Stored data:
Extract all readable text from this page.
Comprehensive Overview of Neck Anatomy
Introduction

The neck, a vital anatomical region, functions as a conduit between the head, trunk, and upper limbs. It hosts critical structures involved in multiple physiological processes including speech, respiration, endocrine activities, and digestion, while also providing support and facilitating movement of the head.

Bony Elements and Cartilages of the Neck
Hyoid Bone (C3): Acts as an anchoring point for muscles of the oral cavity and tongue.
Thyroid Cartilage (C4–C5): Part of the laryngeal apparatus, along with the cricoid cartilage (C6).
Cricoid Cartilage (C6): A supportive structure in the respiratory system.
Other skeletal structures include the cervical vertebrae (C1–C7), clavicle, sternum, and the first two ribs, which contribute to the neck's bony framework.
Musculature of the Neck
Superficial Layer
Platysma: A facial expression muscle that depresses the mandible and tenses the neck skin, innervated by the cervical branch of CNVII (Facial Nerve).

- **Task details**
Copy the entries above exactly, leaving none out.

- **Solution**
Extract all readable text from this page.
Comprehensive Overview of Neck Anatomy
Introduction

The neck, a vital anatomical region, functions as a conduit between the head, trunk, and upper limbs. It hosts critical structures involved in multiple physiological processes including speech, respiration, endocrine activities, and digestion, while also providing support and facilitating movement of the head.

Bony Elements and Cartilages of the Neck
Hyoid Bone (C3): Acts as an anchoring point for muscles of the oral cavity and tongue.
Thyroid Cartilage (C4–C5): Part of the laryngeal apparatus, along with the cricoid cartilage (C6).
Cricoid Cartilage (C6): A supportive structure in the respiratory system.
Other skeletal structures include the cervical vertebrae (C1–C7), clavicle, sternum, and the first two ribs, which contribute to the neck's bony framework.
Musculature of the Neck
Superficial Layer
Platysma: A facial expression muscle that depresses the mandible and tenses the neck skin, innervated by the cervical branch of CNVII (Facial Nerve).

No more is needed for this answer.